> **Exercise inputs**
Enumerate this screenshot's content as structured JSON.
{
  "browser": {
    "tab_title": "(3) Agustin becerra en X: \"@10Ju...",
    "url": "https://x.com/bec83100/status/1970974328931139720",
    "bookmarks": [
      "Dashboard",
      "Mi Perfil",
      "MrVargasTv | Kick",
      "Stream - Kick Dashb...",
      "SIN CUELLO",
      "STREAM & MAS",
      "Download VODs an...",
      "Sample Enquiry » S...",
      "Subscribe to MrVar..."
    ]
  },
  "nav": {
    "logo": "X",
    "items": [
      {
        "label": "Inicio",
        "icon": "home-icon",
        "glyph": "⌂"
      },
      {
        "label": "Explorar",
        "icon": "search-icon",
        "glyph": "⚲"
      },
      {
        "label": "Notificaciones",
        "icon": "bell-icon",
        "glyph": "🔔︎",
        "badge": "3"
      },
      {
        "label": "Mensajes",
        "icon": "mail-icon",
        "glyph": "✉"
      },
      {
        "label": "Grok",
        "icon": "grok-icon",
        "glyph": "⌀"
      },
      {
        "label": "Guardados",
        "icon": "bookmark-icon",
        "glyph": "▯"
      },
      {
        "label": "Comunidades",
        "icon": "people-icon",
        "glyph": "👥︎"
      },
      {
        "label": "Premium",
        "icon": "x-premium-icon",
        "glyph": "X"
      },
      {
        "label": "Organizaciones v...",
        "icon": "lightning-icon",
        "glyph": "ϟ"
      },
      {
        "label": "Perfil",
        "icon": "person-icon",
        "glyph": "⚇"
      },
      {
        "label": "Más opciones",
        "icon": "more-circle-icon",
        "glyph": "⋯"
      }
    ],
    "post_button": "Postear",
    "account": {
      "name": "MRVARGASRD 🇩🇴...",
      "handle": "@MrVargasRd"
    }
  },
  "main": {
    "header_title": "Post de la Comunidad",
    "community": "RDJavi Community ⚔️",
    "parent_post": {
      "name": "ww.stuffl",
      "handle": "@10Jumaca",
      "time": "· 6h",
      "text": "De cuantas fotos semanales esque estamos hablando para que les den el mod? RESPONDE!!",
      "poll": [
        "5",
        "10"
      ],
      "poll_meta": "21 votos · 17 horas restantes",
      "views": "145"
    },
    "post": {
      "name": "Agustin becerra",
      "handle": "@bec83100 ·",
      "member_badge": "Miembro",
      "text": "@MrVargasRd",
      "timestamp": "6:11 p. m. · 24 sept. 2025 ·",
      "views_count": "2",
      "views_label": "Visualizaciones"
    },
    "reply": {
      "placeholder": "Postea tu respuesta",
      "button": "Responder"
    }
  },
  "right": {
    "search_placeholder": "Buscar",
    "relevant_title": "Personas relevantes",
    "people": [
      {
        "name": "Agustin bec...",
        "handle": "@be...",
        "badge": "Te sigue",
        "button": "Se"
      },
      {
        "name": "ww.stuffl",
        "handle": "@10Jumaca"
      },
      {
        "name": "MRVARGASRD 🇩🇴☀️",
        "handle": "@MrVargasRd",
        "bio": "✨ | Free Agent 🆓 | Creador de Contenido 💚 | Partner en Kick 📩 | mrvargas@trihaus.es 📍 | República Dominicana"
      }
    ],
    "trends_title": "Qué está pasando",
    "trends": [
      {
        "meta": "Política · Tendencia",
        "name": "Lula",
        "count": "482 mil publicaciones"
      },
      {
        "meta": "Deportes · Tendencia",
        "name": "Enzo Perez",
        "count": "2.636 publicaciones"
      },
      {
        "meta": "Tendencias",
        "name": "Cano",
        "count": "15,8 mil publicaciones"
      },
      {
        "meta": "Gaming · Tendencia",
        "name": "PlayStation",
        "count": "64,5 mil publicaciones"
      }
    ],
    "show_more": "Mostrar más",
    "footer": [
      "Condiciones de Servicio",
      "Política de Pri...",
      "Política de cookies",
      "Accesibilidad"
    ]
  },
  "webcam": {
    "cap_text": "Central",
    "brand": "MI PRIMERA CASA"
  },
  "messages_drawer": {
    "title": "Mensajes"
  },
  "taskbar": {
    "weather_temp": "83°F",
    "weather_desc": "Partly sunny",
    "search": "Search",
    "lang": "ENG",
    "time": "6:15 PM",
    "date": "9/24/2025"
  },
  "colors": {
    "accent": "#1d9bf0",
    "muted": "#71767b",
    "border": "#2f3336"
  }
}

> **Written task**
Write out every record shown above, word for word.

> **Solution to the problem**
Enumerate this screenshot's content as structured JSON.
{
  "browser": {
    "tab_title": "(3) Agustin becerra en X: \"@10Ju...",
    "url": "https://x.com/bec83100/status/1970974328931139720",
    "bookmarks": [
      "Dashboard",
      "Mi Perfil",
      "MrVargasTv | Kick",
      "Stream - Kick Dashb...",
      "SIN CUELLO",
      "STREAM & MAS",
      "Download VODs an...",
      "Sample Enquiry » S...",
      "Subscribe to MrVar..."
    ]
  },
  "nav": {
    "logo": "X",
    "items": [
      {
        "label": "Inicio",
        "icon": "home-icon",
        "glyph": "⌂"
      },
      {
        "label": "Explorar",
        "icon": "search-icon",
        "glyph": "⚲"
      },
      {
        "label": "Notificaciones",
        "icon": "bell-icon",
        "glyph": "🔔︎",
        "badge": "3"
      },
      {
        "label": "Mensajes",
        "icon": "mail-icon",
        "glyph": "✉"
      },
      {
        "label": "Grok",
        "icon": "grok-icon",
        "glyph": "⌀"
      },
      {
        "label": "Guardados",
        "icon": "bookmark-icon",
        "glyph": "▯"
      },
      {
        "label": "Comunidades",
        "icon": "people-icon",
        "glyph": "👥︎"
      },
      {
        "label": "Premium",
        "icon": "x-premium-icon",
        "glyph": "X"
      },
      {
        "label": "Organizaciones v...",
        "icon": "lightning-icon",
        "glyph": "ϟ"
      },
      {
        "label": "Perfil",
        "icon": "person-icon",
        "glyph": "⚇"
      },
      {
        "label": "Más opciones",
        "icon": "more-circle-icon",
        "glyph": "⋯"
      }
    ],
    "post_button": "Postear",
    "account": {
      "name": "MRVARGASRD 🇩🇴...",
      "handle": "@MrVargasRd"
    }
  },
  "main": {
    "header_title": "Post de la Comunidad",
    "community": "RDJavi Community ⚔️",
    "parent_post": {
      "name": "ww.stuffl",
      "handle": "@10Jumaca",
      "time": "· 6h",
      "text": "De cuantas fotos semanales esque estamos hablando para que les den el mod? RESPONDE!!",
      "poll": [
        "5",
        "10"
      ],
      "poll_meta": "21 votos · 17 horas restantes",
      "views": "145"
    },
    "post": {
      "name": "Agustin becerra",
      "handle": "@bec83100 ·",
      "member_badge": "Miembro",
      "text": "@MrVargasRd",
      "timestamp": "6:11 p. m. · 24 sept. 2025 ·",
      "views_count": "2",
      "views_label": "Visualizaciones"
    },
    "reply": {
      "placeholder": "Postea tu respuesta",
      "button": "Responder"
    }
  },
  "right": {
    "search_placeholder": "Buscar",
    "relevant_title": "Personas relevantes",
    "people": [
      {
        "name": "Agustin bec...",
        "handle": "@be...",
        "badge": "Te sigue",
        "button": "Se"
      },
      {
        "name": "ww.stuffl",
        "handle": "@10Jumaca"
      },
      {
        "name": "MRVARGASRD 🇩🇴☀️",
        "handle": "@MrVargasRd",
        "bio": "✨ | Free Agent 🆓 | Creador de Contenido 💚 | Partner en Kick 📩 | mrvargas@trihaus.es 📍 | República Dominicana"
      }
    ],
    "trends_title": "Qué está pasando",
    "trends": [
      {
        "meta": "Política · Tendencia",
        "name": "Lula",
        "count": "482 mil publicaciones"
      },
      {
        "meta": "Deportes · Tendencia",
        "name": "Enzo Perez",
        "count": "2.636 publicaciones"
      },
      {
        "meta": "Tendencias",
        "name": "Cano",
        "count": "15,8 mil publicaciones"
      },
      {
        "meta": "Gaming · Tendencia",
        "name": "PlayStation",
        "count": "64,5 mil publicaciones"
      }
    ],
    "show_more": "Mostrar más",
    "footer": [
      "Condiciones de Servicio",
      "Política de Pri...",
      "Política de cookies",
      "Accesibilidad"
    ]
  },
  "webcam": {
    "cap_text": "Central",
    "brand": "MI PRIMERA CASA"
  },
  "messages_drawer": {
    "title": "Mensajes"
  },
  "taskbar": {
    "weather_temp": "83°F",
    "weather_desc": "Partly sunny",
    "search": "Search",
    "lang": "ENG",
    "time": "6:15 PM",
    "date": "9/24/2025"
  },
  "colors": {
    "accent": "#1d9bf0",
    "muted": "#71767b",
    "border": "#2f3336"
  }
}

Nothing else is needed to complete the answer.